◆ Data to process
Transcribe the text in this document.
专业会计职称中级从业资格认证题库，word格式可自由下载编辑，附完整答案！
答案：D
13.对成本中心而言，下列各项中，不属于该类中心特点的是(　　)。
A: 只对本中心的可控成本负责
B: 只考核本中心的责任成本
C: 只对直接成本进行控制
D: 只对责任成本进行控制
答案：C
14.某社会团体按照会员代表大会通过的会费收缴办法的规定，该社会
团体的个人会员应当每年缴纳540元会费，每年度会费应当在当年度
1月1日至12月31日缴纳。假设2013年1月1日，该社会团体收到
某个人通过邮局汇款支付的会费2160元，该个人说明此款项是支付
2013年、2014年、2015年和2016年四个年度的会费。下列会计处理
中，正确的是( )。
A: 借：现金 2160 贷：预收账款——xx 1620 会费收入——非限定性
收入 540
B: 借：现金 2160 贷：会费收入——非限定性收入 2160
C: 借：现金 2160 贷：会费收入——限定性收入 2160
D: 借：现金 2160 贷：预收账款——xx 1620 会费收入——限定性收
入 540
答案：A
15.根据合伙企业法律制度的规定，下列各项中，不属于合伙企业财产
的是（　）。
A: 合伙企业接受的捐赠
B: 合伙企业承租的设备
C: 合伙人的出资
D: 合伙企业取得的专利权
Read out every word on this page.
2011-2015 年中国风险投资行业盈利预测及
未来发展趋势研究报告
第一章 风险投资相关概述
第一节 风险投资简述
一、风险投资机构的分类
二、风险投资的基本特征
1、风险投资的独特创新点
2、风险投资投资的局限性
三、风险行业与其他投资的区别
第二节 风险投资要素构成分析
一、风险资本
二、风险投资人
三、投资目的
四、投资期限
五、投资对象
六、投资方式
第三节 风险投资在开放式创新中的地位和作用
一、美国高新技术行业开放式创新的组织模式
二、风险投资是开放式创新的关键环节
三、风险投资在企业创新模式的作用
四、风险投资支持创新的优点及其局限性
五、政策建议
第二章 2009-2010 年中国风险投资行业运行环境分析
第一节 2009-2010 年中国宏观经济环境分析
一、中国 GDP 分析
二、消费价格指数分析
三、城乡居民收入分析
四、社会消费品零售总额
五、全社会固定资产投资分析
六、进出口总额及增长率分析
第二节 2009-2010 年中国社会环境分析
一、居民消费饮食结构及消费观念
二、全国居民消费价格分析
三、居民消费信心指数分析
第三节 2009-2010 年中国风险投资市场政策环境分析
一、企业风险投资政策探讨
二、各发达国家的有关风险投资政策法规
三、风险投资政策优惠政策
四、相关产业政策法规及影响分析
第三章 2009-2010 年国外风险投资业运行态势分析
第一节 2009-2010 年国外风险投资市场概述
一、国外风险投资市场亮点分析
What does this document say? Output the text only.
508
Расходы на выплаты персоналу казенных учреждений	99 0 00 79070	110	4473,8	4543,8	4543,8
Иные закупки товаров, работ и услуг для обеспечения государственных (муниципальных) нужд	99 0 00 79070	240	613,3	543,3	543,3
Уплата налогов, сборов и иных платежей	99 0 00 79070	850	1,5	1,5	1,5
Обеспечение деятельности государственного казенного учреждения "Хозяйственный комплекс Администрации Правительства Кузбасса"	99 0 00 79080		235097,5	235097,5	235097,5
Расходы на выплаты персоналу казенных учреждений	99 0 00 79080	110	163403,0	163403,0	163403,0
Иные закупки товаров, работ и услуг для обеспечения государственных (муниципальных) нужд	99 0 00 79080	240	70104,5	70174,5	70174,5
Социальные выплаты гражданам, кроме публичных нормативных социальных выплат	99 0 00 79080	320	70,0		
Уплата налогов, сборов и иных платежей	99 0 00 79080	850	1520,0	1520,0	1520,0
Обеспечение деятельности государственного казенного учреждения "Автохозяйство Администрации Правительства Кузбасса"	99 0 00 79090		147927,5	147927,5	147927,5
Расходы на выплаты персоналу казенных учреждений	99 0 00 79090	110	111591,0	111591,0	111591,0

◆ Set problem
Determine the count of lines in the data above with the string "товаров" in them, and give that count alone.

◆ Expected answer
2